··· Extracted data ···

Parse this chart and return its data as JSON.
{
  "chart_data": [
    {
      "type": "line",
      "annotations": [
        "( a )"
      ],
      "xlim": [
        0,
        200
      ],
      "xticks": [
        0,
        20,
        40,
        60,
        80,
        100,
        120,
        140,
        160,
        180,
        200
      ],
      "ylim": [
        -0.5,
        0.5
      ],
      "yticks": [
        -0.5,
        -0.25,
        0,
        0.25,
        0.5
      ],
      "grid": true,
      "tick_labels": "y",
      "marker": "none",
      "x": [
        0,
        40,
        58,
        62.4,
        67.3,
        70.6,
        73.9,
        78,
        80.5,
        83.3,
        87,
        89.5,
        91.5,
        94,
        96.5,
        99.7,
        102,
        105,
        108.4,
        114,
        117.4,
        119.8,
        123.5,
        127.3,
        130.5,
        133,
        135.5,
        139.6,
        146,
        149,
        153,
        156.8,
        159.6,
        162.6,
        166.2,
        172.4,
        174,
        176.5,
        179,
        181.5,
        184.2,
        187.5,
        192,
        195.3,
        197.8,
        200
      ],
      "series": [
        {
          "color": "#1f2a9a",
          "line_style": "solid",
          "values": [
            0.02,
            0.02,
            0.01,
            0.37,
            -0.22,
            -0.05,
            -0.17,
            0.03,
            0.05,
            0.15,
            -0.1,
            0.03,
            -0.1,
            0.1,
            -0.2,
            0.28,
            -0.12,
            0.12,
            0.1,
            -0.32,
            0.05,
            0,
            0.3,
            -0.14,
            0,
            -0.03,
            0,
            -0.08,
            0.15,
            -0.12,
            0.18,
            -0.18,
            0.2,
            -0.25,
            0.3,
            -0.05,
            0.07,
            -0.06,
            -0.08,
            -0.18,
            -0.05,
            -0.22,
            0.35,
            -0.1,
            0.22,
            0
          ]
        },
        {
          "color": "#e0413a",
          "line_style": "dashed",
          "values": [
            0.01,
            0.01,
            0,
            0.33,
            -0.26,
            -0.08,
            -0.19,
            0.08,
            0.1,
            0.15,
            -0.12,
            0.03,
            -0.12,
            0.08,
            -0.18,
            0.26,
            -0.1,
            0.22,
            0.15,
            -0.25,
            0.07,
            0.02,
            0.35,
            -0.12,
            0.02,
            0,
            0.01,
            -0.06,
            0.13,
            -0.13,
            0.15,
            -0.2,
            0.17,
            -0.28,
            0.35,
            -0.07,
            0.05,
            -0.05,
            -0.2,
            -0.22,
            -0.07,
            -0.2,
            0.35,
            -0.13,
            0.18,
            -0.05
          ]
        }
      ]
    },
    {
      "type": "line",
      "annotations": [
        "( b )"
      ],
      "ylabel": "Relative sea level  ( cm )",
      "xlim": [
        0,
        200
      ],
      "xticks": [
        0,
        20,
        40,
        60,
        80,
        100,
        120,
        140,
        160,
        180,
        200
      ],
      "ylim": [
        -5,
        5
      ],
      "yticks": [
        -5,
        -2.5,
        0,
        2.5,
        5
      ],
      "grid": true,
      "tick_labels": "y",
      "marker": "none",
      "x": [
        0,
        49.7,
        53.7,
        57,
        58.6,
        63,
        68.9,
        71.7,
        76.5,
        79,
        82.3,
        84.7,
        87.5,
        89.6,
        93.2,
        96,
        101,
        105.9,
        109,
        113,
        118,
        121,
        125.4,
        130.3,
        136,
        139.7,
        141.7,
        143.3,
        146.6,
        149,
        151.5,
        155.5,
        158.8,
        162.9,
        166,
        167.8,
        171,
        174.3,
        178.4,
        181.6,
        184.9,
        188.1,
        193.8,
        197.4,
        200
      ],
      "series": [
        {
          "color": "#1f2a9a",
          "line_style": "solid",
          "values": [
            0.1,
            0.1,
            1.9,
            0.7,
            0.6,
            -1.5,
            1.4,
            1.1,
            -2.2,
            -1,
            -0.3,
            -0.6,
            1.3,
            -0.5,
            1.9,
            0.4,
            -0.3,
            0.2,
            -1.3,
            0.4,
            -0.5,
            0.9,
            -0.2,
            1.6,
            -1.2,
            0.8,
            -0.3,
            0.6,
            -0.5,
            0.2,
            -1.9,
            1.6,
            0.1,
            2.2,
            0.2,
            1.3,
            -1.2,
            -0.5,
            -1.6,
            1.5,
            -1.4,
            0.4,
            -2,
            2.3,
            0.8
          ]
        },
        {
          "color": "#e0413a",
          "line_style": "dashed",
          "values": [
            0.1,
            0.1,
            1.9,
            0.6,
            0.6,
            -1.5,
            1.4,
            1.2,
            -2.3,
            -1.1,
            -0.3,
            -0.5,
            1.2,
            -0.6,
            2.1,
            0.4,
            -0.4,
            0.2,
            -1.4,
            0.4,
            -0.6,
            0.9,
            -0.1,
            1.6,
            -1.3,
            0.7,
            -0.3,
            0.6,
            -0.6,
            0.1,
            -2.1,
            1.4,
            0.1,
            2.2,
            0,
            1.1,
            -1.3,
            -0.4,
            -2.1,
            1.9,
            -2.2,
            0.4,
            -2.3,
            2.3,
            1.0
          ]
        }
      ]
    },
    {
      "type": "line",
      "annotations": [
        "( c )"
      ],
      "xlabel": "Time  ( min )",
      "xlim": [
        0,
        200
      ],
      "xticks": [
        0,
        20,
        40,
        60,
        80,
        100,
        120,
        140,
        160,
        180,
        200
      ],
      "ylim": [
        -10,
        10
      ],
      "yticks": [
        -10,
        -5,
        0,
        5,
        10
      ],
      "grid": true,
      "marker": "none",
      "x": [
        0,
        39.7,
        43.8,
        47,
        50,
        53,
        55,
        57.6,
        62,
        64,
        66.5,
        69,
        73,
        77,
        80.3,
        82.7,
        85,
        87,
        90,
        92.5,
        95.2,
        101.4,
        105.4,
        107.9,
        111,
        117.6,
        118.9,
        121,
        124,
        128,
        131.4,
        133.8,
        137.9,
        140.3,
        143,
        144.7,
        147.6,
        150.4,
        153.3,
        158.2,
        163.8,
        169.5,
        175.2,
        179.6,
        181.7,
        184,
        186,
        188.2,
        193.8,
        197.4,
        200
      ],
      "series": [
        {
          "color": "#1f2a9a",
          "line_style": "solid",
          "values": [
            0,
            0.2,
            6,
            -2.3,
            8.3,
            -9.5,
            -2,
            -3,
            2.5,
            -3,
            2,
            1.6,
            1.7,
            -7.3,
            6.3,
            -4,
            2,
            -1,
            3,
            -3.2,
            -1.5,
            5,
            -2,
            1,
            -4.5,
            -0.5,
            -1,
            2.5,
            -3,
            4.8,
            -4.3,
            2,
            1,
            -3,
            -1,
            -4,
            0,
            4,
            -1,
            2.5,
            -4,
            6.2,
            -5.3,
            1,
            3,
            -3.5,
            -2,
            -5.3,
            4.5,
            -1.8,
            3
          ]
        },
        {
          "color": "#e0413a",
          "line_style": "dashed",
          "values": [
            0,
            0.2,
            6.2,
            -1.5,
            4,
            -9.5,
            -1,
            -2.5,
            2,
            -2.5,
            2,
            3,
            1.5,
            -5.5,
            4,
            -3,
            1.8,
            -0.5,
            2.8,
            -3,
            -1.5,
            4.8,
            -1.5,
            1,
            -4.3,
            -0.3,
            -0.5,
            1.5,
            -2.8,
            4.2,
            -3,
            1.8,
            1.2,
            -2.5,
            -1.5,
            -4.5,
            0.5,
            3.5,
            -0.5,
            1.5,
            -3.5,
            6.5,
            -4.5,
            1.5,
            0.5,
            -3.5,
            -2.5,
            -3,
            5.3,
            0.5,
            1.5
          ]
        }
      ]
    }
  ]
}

···

Job
Reproduce every record above exactly as it appears.

Output
Parse this chart and return its data as JSON.
{
  "chart_data": [
    {
      "type": "line",
      "annotations": [
        "( a )"
      ],
      "xlim": [
        0,
        200
      ],
      "xticks": [
        0,
        20,
        40,
        60,
        80,
        100,
        120,
        140,
        160,
        180,
        200
      ],
      "ylim": [
        -0.5,
        0.5
      ],
      "yticks": [
        -0.5,
        -0.25,
        0,
        0.25,
        0.5
      ],
      "grid": true,
      "tick_labels": "y",
      "marker": "none",
      "x": [
        0,
        40,
        58,
        62.4,
        67.3,
        70.6,
        73.9,
        78,
        80.5,
        83.3,
        87,
        89.5,
        91.5,
        94,
        96.5,
        99.7,
        102,
        105,
        108.4,
        114,
        117.4,
        119.8,
        123.5,
        127.3,
        130.5,
        133,
        135.5,
        139.6,
        146,
        149,
        153,
        156.8,
        159.6,
        162.6,
        166.2,
        172.4,
        174,
        176.5,
        179,
        181.5,
        184.2,
        187.5,
        192,
        195.3,
        197.8,
        200
      ],
      "series": [
        {
          "color": "#1f2a9a",
          "line_style": "solid",
          "values": [
            0.02,
            0.02,
            0.01,
            0.37,
            -0.22,
            -0.05,
            -0.17,
            0.03,
            0.05,
            0.15,
            -0.1,
            0.03,
            -0.1,
            0.1,
            -0.2,
            0.28,
            -0.12,
            0.12,
            0.1,
            -0.32,
            0.05,
            0,
            0.3,
            -0.14,
            0,
            -0.03,
            0,
            -0.08,
            0.15,
            -0.12,
            0.18,
            -0.18,
            0.2,
            -0.25,
            0.3,
            -0.05,
            0.07,
            -0.06,
            -0.08,
            -0.18,
            -0.05,
            -0.22,
            0.35,
            -0.1,
            0.22,
            0
          ]
        },
        {
          "color": "#e0413a",
          "line_style": "dashed",
          "values": [
            0.01,
            0.01,
            0,
            0.33,
            -0.26,
            -0.08,
            -0.19,
            0.08,
            0.1,
            0.15,
            -0.12,
            0.03,
            -0.12,
            0.08,
            -0.18,
            0.26,
            -0.1,
            0.22,
            0.15,
            -0.25,
            0.07,
            0.02,
            0.35,
            -0.12,
            0.02,
            0,
            0.01,
            -0.06,
            0.13,
            -0.13,
            0.15,
            -0.2,
            0.17,
            -0.28,
            0.35,
            -0.07,
            0.05,
            -0.05,
            -0.2,
            -0.22,
            -0.07,
            -0.2,
            0.35,
            -0.13,
            0.18,
            -0.05
          ]
        }
      ]
    },
    {
      "type": "line",
      "annotations": [
        "( b )"
      ],
      "ylabel": "Relative sea level  ( cm )",
      "xlim": [
        0,
        200
      ],
      "xticks": [
        0,
        20,
        40,
        60,
        80,
        100,
        120,
        140,
        160,
        180,
        200
      ],
      "ylim": [
        -5,
        5
      ],
      "yticks": [
        -5,
        -2.5,
        0,
        2.5,
        5
      ],
      "grid": true,
      "tick_labels": "y",
      "marker": "none",
      "x": [
        0,
        49.7,
        53.7,
        57,
        58.6,
        63,
        68.9,
        71.7,
        76.5,
        79,
        82.3,
        84.7,
        87.5,
        89.6,
        93.2,
        96,
        101,
        105.9,
        109,
        113,
        118,
        121,
        125.4,
        130.3,
        136,
        139.7,
        141.7,
        143.3,
        146.6,
        149,
        151.5,
        155.5,
        158.8,
        162.9,
        166,
        167.8,
        171,
        174.3,
        178.4,
        181.6,
        184.9,
        188.1,
        193.8,
        197.4,
        200
      ],
      "series": [
        {
          "color": "#1f2a9a",
          "line_style": "solid",
          "values": [
            0.1,
            0.1,
            1.9,
            0.7,
            0.6,
            -1.5,
            1.4,
            1.1,
            -2.2,
            -1,
            -0.3,
            -0.6,
            1.3,
            -0.5,
            1.9,
            0.4,
            -0.3,
            0.2,
            -1.3,
            0.4,
            -0.5,
            0.9,
            -0.2,
            1.6,
            -1.2,
            0.8,
            -0.3,
            0.6,
            -0.5,
            0.2,
            -1.9,
            1.6,
            0.1,
            2.2,
            0.2,
            1.3,
            -1.2,
            -0.5,
            -1.6,
            1.5,
            -1.4,
            0.4,
            -2,
            2.3,
            0.8
          ]
        },
        {
          "color": "#e0413a",
          "line_style": "dashed",
          "values": [
            0.1,
            0.1,
            1.9,
            0.6,
            0.6,
            -1.5,
            1.4,
            1.2,
            -2.3,
            -1.1,
            -0.3,
            -0.5,
            1.2,
            -0.6,
            2.1,
            0.4,
            -0.4,
            0.2,
            -1.4,
            0.4,
            -0.6,
            0.9,
            -0.1,
            1.6,
            -1.3,
            0.7,
            -0.3,
            0.6,
            -0.6,
            0.1,
            -2.1,
            1.4,
            0.1,
            2.2,
            0,
            1.1,
            -1.3,
            -0.4,
            -2.1,
            1.9,
            -2.2,
            0.4,
            -2.3,
            2.3,
            1.0
          ]
        }
      ]
    },
    {
      "type": "line",
      "annotations": [
        "( c )"
      ],
      "xlabel": "Time  ( min )",
      "xlim": [
        0,
        200
      ],
      "xticks": [
        0,
        20,
        40,
        60,
        80,
        100,
        120,
        140,
        160,
        180,
        200
      ],
      "ylim": [
        -10,
        10
      ],
      "yticks": [
        -10,
        -5,
        0,
        5,
        10
      ],
      "grid": true,
      "marker": "none",
      "x": [
        0,
        39.7,
        43.8,
        47,
        50,
        53,
        55,
        57.6,
        62,
        64,
        66.5,
        69,
        73,
        77,
        80.3,
        82.7,
        85,
        87,
        90,
        92.5,
        95.2,
        101.4,
        105.4,
        107.9,
        111,
        117.6,
        118.9,
        121,
        124,
        128,
        131.4,
        133.8,
        137.9,
        140.3,
        143,
        144.7,
        147.6,
        150.4,
        153.3,
        158.2,
        163.8,
        169.5,
        175.2,
        179.6,
        181.7,
        184,
        186,
        188.2,
        193.8,
        197.4,
        200
      ],
      "series": [
        {
          "color": "#1f2a9a",
          "line_style": "solid",
          "values": [
            0,
            0.2,
            6,
            -2.3,
            8.3,
            -9.5,
            -2,
            -3,
            2.5,
            -3,
            2,
            1.6,
            1.7,
            -7.3,
            6.3,
            -4,
            2,
            -1,
            3,
            -3.2,
            -1.5,
            5,
            -2,
            1,
            -4.5,
            -0.5,
            -1,
            2.5,
            -3,
            4.8,
            -4.3,
            2,
            1,
            -3,
            -1,
            -4,
            0,
            4,
            -1,
            2.5,
            -4,
            6.2,
            -5.3,
            1,
            3,
            -3.5,
            -2,
            -5.3,
            4.5,
            -1.8,
            3
          ]
        },
        {
          "color": "#e0413a",
          "line_style": "dashed",
          "values": [
            0,
            0.2,
            6.2,
            -1.5,
            4,
            -9.5,
            -1,
            -2.5,
            2,
            -2.5,
            2,
            3,
            1.5,
            -5.5,
            4,
            -3,
            1.8,
            -0.5,
            2.8,
            -3,
            -1.5,
            4.8,
            -1.5,
            1,
            -4.3,
            -0.3,
            -0.5,
            1.5,
            -2.8,
            4.2,
            -3,
            1.8,
            1.2,
            -2.5,
            -1.5,
            -4.5,
            0.5,
            3.5,
            -0.5,
            1.5,
            -3.5,
            6.5,
            -4.5,
            1.5,
            0.5,
            -3.5,
            -2.5,
            -3,
            5.3,
            0.5,
            1.5
          ]
        }
      ]
    }
  ]
}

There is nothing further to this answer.